Given request: Every line that holds "background" should be shown.

Data section:
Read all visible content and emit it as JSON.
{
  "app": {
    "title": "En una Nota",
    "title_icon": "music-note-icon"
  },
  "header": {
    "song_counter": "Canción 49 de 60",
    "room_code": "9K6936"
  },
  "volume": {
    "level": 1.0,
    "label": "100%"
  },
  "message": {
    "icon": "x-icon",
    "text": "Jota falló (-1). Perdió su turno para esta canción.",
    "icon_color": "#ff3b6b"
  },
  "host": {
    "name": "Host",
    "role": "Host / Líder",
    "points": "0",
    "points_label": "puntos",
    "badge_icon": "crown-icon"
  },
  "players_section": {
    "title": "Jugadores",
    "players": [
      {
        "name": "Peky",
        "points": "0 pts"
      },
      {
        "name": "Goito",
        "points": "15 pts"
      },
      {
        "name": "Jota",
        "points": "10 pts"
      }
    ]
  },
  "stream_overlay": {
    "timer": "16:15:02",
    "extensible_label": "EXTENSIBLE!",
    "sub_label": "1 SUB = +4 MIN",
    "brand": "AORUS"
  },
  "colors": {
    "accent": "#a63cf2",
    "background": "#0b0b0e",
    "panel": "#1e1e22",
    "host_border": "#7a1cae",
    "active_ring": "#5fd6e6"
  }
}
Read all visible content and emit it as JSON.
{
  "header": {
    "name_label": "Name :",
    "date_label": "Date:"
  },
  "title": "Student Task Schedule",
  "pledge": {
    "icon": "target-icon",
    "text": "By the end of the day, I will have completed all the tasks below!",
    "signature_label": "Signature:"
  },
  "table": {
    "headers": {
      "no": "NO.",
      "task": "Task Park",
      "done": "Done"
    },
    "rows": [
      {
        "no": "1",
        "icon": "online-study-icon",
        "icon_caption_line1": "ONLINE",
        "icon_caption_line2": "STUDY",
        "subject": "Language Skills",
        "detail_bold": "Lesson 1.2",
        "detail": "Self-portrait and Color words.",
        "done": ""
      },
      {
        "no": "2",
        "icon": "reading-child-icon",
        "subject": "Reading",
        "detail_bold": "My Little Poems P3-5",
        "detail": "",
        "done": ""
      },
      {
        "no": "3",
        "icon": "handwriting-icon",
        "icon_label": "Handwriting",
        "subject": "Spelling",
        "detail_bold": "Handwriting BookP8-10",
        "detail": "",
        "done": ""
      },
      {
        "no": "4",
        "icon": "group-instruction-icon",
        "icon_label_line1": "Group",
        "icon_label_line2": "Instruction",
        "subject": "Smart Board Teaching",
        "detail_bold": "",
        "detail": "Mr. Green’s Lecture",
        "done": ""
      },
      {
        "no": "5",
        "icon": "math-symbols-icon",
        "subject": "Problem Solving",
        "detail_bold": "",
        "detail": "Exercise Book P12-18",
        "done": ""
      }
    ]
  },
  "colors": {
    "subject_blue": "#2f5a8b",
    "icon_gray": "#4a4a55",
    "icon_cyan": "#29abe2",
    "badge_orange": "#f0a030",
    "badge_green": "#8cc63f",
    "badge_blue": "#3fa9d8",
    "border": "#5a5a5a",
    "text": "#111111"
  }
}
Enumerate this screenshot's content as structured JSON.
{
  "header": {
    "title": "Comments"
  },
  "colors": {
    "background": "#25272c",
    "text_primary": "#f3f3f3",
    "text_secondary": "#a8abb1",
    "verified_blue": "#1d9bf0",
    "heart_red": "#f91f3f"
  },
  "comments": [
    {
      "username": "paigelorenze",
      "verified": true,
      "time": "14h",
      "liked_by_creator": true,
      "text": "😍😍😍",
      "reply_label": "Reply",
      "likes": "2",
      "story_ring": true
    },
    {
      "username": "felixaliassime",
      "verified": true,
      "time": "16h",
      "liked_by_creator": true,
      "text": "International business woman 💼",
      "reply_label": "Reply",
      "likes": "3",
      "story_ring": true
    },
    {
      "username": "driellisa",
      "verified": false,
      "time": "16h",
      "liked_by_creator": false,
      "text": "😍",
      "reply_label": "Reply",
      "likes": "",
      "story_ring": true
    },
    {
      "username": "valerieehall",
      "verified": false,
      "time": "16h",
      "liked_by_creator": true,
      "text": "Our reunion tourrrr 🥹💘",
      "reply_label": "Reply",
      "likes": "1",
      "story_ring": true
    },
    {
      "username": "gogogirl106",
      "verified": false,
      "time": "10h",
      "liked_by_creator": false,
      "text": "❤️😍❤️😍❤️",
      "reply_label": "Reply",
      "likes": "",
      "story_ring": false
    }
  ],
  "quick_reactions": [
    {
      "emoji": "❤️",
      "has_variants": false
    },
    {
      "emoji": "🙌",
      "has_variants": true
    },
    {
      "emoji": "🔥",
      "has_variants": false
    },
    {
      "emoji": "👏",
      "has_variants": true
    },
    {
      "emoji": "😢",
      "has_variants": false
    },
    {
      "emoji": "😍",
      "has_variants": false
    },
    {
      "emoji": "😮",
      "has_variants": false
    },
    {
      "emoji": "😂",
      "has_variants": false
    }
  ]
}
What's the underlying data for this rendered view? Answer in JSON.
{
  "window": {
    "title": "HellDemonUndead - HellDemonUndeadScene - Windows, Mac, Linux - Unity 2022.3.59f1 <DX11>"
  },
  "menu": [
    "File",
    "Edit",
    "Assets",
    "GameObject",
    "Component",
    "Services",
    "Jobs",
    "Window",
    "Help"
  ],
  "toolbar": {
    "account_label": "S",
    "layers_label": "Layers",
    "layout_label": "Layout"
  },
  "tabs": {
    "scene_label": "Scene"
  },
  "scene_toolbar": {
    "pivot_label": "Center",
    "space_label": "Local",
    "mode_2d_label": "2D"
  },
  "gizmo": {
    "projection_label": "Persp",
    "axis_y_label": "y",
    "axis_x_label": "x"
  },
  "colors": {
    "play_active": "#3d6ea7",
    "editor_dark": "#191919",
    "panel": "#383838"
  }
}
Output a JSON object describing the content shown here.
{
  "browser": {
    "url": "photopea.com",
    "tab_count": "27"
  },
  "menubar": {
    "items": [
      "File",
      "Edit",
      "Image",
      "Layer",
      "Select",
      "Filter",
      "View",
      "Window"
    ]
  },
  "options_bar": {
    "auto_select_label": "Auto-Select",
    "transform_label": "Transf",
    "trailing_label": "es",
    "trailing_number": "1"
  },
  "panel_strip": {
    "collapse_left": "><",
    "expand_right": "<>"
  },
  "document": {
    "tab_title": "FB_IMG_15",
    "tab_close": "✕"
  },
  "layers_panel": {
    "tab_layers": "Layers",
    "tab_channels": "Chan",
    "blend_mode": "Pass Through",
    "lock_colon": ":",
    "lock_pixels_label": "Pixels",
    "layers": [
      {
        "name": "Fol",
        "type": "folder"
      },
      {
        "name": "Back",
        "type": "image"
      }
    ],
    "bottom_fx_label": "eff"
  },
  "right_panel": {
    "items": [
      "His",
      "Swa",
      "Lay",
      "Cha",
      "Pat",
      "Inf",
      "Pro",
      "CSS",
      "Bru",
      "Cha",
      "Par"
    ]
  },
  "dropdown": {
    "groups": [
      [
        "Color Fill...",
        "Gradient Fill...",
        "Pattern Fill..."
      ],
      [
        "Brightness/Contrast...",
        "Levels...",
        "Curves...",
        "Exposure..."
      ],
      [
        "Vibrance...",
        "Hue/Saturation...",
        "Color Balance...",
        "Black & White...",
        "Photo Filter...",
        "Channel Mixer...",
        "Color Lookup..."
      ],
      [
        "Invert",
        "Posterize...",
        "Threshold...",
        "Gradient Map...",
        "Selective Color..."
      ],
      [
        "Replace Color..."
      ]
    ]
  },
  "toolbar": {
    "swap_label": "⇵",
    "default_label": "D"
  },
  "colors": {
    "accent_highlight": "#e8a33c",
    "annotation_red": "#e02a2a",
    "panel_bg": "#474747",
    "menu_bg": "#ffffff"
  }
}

Finished exercise:
    "background": "#0b0b0e",
    "background": "#25272c",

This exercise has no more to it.